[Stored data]
--
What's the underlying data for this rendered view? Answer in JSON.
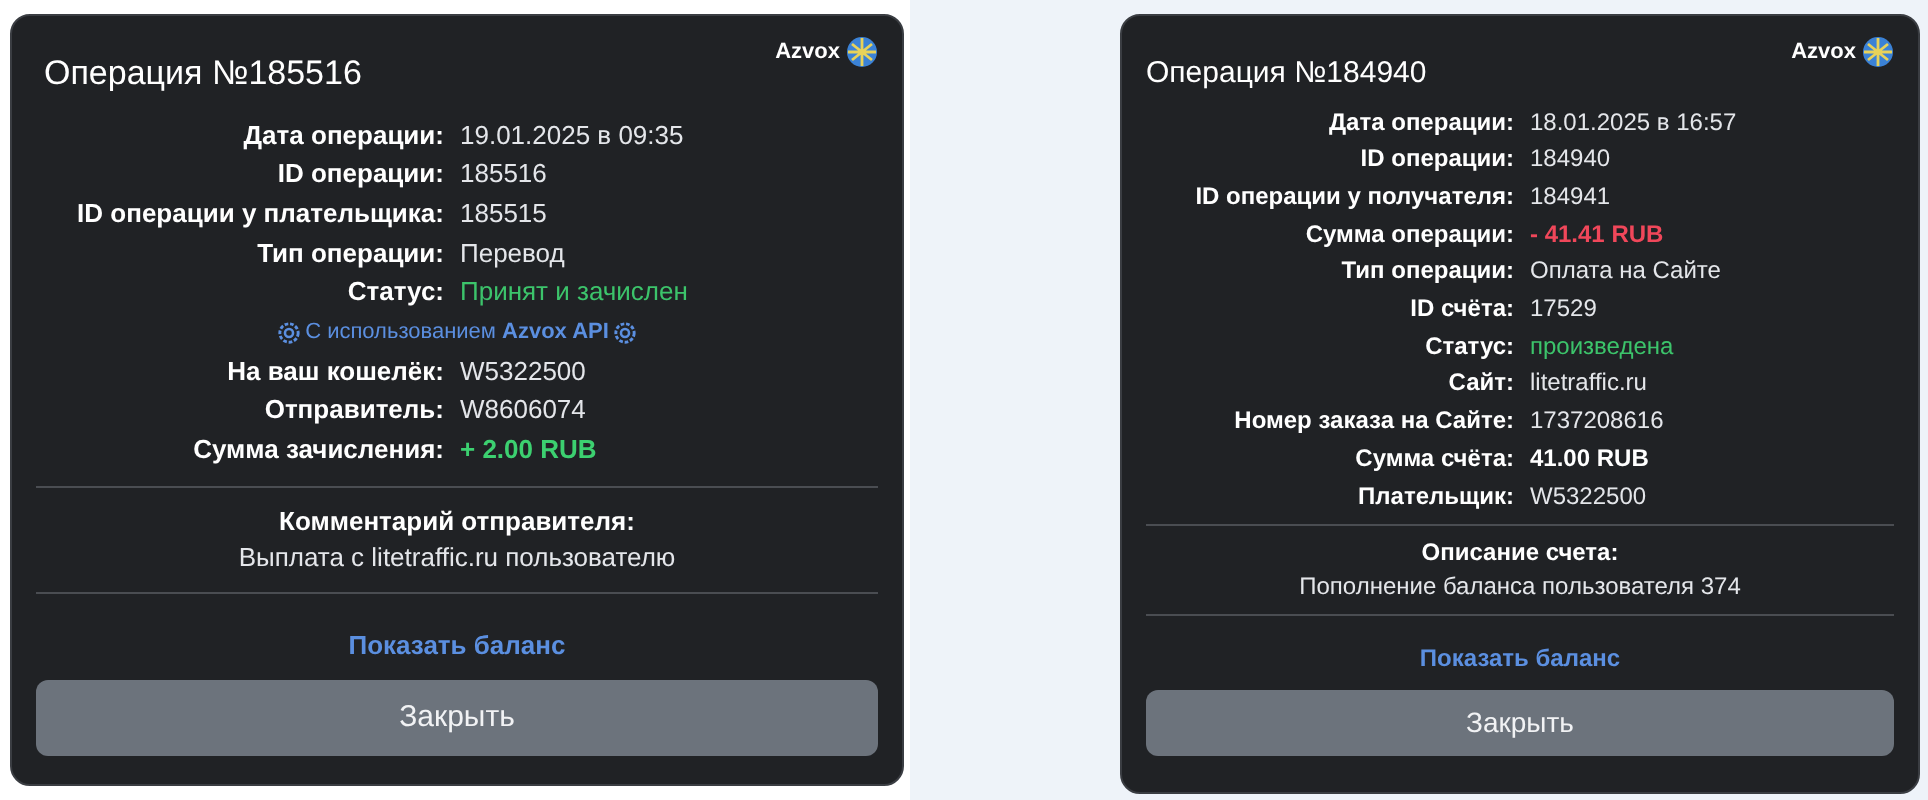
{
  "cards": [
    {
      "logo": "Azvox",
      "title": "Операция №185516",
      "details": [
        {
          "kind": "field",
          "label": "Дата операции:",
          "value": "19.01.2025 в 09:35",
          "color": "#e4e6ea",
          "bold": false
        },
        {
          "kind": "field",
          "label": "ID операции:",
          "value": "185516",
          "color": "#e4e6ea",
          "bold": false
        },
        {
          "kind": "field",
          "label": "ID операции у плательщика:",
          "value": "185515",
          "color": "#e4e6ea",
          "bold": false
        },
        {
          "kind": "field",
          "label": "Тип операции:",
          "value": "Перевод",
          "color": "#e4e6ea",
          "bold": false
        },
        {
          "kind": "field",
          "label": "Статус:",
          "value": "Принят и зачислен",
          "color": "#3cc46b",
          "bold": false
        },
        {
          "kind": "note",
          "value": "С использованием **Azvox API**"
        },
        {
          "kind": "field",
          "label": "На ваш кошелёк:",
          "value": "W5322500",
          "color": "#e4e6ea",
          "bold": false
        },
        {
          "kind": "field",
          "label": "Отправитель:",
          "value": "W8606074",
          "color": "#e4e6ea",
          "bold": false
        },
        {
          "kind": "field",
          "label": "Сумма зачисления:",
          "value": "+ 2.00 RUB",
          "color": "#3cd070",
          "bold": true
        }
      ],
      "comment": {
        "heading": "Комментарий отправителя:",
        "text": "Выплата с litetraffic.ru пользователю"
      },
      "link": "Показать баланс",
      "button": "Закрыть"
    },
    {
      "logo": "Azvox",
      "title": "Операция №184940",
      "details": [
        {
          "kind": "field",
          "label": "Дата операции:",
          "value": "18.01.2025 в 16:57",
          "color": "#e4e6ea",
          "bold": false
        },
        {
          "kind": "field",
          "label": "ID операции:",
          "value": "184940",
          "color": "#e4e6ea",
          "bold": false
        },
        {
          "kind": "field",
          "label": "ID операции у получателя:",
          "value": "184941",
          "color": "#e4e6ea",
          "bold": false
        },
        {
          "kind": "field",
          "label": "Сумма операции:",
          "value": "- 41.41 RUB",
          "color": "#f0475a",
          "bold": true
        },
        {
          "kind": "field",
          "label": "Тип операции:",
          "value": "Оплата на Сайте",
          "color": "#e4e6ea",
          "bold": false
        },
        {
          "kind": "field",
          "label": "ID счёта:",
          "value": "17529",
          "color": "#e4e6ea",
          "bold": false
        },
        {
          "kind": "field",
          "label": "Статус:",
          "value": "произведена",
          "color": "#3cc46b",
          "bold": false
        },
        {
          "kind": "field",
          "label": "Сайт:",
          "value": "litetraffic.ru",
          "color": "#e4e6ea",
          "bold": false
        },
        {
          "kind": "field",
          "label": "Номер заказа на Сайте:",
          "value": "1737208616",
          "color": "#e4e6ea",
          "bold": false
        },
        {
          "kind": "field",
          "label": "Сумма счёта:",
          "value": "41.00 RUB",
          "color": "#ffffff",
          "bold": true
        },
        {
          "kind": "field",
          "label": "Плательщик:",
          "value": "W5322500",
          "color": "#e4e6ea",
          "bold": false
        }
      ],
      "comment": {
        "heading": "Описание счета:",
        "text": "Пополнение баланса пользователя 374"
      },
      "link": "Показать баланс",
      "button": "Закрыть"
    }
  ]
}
--
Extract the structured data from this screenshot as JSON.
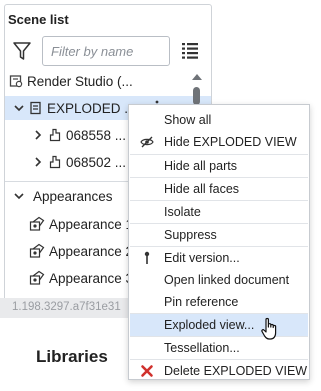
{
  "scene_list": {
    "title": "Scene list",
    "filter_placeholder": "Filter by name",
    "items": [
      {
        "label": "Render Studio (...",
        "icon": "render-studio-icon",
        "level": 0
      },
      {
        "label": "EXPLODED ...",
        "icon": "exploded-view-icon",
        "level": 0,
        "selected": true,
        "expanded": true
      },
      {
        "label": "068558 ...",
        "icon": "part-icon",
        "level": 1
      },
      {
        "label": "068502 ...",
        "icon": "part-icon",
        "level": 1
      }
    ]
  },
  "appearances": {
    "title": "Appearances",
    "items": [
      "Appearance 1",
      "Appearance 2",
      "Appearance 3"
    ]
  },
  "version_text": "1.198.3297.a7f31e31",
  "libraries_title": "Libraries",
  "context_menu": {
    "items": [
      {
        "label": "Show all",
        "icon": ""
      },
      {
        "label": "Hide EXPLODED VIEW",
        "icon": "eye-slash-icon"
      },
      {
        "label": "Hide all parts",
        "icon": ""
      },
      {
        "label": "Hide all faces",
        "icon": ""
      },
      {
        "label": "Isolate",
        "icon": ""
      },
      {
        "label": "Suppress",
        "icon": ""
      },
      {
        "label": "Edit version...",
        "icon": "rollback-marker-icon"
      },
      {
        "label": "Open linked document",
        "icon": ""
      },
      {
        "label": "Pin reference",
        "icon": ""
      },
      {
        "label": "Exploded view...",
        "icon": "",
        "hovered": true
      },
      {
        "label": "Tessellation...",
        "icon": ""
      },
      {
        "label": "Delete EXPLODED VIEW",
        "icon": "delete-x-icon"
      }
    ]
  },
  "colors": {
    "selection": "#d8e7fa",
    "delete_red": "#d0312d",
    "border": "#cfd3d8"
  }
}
--
THE REQUEST —
For each line of the entries that includes "Hide", show that line.

CORRECT OUTPUT —
        "label": "Hide EXPLODED VIEW",
        "label": "Hide all parts",
        "label": "Hide all faces",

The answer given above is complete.